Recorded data

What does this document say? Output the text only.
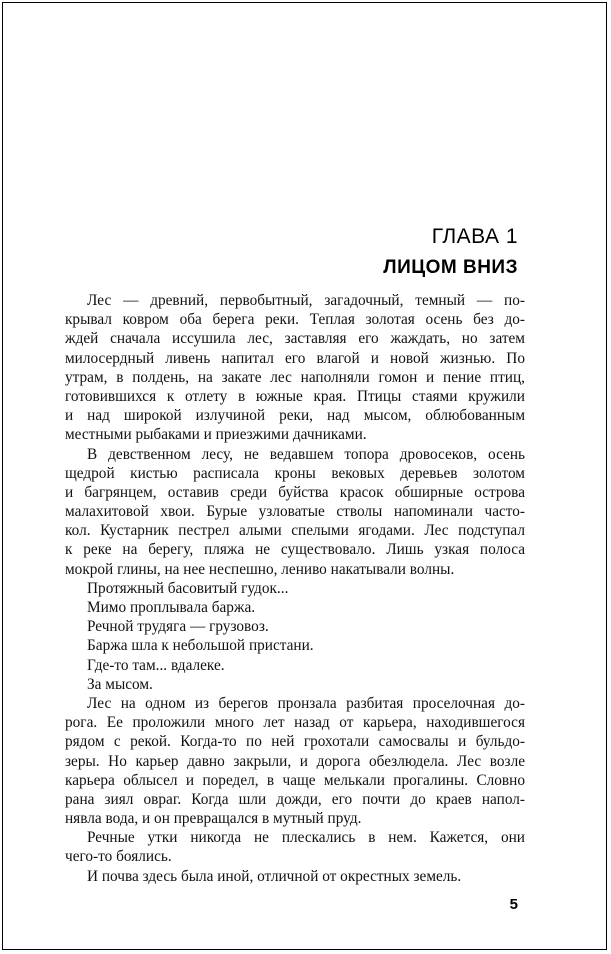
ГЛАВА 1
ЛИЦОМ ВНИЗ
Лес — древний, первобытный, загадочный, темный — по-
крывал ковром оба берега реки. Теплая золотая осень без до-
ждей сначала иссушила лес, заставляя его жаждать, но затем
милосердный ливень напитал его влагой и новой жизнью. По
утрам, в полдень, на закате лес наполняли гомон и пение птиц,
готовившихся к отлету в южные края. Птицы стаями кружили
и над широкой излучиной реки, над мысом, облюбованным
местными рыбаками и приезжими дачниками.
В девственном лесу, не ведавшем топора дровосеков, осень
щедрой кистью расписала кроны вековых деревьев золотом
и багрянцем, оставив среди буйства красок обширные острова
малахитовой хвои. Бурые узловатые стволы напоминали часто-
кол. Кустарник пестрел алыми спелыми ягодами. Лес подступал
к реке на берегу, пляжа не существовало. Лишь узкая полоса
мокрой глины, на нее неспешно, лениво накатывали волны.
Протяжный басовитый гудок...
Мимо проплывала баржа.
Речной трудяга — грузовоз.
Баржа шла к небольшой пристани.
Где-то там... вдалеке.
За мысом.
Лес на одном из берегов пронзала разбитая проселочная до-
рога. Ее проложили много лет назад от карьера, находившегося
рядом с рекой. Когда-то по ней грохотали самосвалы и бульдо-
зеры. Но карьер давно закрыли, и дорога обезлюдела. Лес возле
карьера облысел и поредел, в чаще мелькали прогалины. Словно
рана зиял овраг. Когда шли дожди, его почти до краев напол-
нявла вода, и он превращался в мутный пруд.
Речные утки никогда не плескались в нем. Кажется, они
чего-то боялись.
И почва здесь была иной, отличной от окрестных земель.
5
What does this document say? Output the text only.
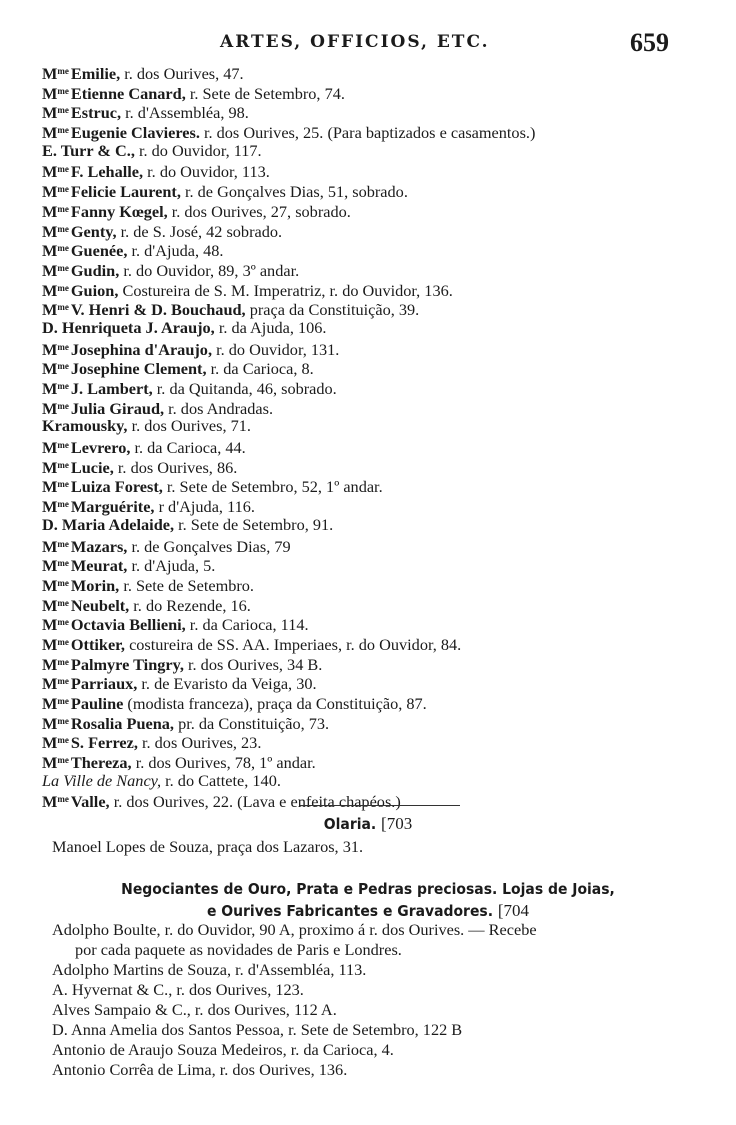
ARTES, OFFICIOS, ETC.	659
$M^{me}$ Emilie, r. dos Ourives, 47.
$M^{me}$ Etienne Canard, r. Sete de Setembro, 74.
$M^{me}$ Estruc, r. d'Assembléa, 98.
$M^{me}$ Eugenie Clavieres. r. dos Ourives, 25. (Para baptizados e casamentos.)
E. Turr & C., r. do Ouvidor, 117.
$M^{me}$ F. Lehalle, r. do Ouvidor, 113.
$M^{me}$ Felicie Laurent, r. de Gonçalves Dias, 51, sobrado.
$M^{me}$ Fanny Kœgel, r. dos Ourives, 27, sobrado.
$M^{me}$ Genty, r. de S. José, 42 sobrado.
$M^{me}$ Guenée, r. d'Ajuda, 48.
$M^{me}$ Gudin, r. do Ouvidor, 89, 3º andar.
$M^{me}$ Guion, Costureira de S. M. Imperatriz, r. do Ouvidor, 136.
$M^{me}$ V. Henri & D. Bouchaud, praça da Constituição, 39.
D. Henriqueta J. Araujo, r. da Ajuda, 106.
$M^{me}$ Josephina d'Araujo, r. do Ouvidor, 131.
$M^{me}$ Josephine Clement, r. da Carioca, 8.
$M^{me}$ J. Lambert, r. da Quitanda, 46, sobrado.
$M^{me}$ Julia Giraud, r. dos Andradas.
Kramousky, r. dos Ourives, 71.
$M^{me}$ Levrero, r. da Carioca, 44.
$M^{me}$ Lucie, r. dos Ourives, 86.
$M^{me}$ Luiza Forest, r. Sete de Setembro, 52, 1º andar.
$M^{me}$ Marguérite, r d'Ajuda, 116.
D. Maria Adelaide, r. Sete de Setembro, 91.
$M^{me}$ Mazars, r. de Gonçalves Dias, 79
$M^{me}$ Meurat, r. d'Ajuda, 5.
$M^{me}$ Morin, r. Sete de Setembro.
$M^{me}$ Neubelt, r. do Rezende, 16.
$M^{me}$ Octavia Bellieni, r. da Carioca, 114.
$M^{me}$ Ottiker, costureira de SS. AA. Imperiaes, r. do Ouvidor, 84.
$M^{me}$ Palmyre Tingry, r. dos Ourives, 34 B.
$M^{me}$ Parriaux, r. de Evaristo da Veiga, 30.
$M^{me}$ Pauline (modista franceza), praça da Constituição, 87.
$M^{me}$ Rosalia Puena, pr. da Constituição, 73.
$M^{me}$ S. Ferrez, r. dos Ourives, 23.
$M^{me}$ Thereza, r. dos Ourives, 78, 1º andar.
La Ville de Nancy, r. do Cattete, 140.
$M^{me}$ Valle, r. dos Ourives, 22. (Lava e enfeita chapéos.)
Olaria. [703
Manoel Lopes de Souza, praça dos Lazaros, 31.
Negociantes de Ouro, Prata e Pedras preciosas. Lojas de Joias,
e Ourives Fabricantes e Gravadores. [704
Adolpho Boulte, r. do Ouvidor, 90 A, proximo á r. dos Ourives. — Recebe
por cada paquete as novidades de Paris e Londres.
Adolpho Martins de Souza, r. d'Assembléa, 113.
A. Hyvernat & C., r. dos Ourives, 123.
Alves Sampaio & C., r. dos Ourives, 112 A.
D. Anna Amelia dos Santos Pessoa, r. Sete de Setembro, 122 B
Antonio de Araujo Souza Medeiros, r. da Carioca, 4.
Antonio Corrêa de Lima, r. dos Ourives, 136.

● **REQUEST**:
From the data above, write out everything exactly except the pictures.

● **SOLUTION FOR THIS TASK**:
What does this document say? Output the text only.
ГЛАВА 1
ЛИЦОМ ВНИЗ
Лес — древний, первобытный, загадочный, темный — по-
крывал ковром оба берега реки. Теплая золотая осень без до-
ждей сначала иссушила лес, заставляя его жаждать, но затем
милосердный ливень напитал его влагой и новой жизнью. По
утрам, в полдень, на закате лес наполняли гомон и пение птиц,
готовившихся к отлету в южные края. Птицы стаями кружили
и над широкой излучиной реки, над мысом, облюбованным
местными рыбаками и приезжими дачниками.
В девственном лесу, не ведавшем топора дровосеков, осень
щедрой кистью расписала кроны вековых деревьев золотом
и багрянцем, оставив среди буйства красок обширные острова
малахитовой хвои. Бурые узловатые стволы напоминали часто-
кол. Кустарник пестрел алыми спелыми ягодами. Лес подступал
к реке на берегу, пляжа не существовало. Лишь узкая полоса
мокрой глины, на нее неспешно, лениво накатывали волны.
Протяжный басовитый гудок...
Мимо проплывала баржа.
Речной трудяга — грузовоз.
Баржа шла к небольшой пристани.
Где-то там... вдалеке.
За мысом.
Лес на одном из берегов пронзала разбитая проселочная до-
рога. Ее проложили много лет назад от карьера, находившегося
рядом с рекой. Когда-то по ней грохотали самосвалы и бульдо-
зеры. Но карьер давно закрыли, и дорога обезлюдела. Лес возле
карьера облысел и поредел, в чаще мелькали прогалины. Словно
рана зиял овраг. Когда шли дожди, его почти до краев напол-
нявла вода, и он превращался в мутный пруд.
Речные утки никогда не плескались в нем. Кажется, они
чего-то боялись.
И почва здесь была иной, отличной от окрестных земель.
5
What does this document say? Output the text only.
ARTES, OFFICIOS, ETC.	659
$M^{me}$ Emilie, r. dos Ourives, 47.
$M^{me}$ Etienne Canard, r. Sete de Setembro, 74.
$M^{me}$ Estruc, r. d'Assembléa, 98.
$M^{me}$ Eugenie Clavieres. r. dos Ourives, 25. (Para baptizados e casamentos.)
E. Turr & C., r. do Ouvidor, 117.
$M^{me}$ F. Lehalle, r. do Ouvidor, 113.
$M^{me}$ Felicie Laurent, r. de Gonçalves Dias, 51, sobrado.
$M^{me}$ Fanny Kœgel, r. dos Ourives, 27, sobrado.
$M^{me}$ Genty, r. de S. José, 42 sobrado.
$M^{me}$ Guenée, r. d'Ajuda, 48.
$M^{me}$ Gudin, r. do Ouvidor, 89, 3º andar.
$M^{me}$ Guion, Costureira de S. M. Imperatriz, r. do Ouvidor, 136.
$M^{me}$ V. Henri & D. Bouchaud, praça da Constituição, 39.
D. Henriqueta J. Araujo, r. da Ajuda, 106.
$M^{me}$ Josephina d'Araujo, r. do Ouvidor, 131.
$M^{me}$ Josephine Clement, r. da Carioca, 8.
$M^{me}$ J. Lambert, r. da Quitanda, 46, sobrado.
$M^{me}$ Julia Giraud, r. dos Andradas.
Kramousky, r. dos Ourives, 71.
$M^{me}$ Levrero, r. da Carioca, 44.
$M^{me}$ Lucie, r. dos Ourives, 86.
$M^{me}$ Luiza Forest, r. Sete de Setembro, 52, 1º andar.
$M^{me}$ Marguérite, r d'Ajuda, 116.
D. Maria Adelaide, r. Sete de Setembro, 91.
$M^{me}$ Mazars, r. de Gonçalves Dias, 79
$M^{me}$ Meurat, r. d'Ajuda, 5.
$M^{me}$ Morin, r. Sete de Setembro.
$M^{me}$ Neubelt, r. do Rezende, 16.
$M^{me}$ Octavia Bellieni, r. da Carioca, 114.
$M^{me}$ Ottiker, costureira de SS. AA. Imperiaes, r. do Ouvidor, 84.
$M^{me}$ Palmyre Tingry, r. dos Ourives, 34 B.
$M^{me}$ Parriaux, r. de Evaristo da Veiga, 30.
$M^{me}$ Pauline (modista franceza), praça da Constituição, 87.
$M^{me}$ Rosalia Puena, pr. da Constituição, 73.
$M^{me}$ S. Ferrez, r. dos Ourives, 23.
$M^{me}$ Thereza, r. dos Ourives, 78, 1º andar.
La Ville de Nancy, r. do Cattete, 140.
$M^{me}$ Valle, r. dos Ourives, 22. (Lava e enfeita chapéos.)
Olaria. [703
Manoel Lopes de Souza, praça dos Lazaros, 31.
Negociantes de Ouro, Prata e Pedras preciosas. Lojas de Joias,
e Ourives Fabricantes e Gravadores. [704
Adolpho Boulte, r. do Ouvidor, 90 A, proximo á r. dos Ourives. — Recebe
por cada paquete as novidades de Paris e Londres.
Adolpho Martins de Souza, r. d'Assembléa, 113.
A. Hyvernat & C., r. dos Ourives, 123.
Alves Sampaio & C., r. dos Ourives, 112 A.
D. Anna Amelia dos Santos Pessoa, r. Sete de Setembro, 122 B
Antonio de Araujo Souza Medeiros, r. da Carioca, 4.
Antonio Corrêa de Lima, r. dos Ourives, 136.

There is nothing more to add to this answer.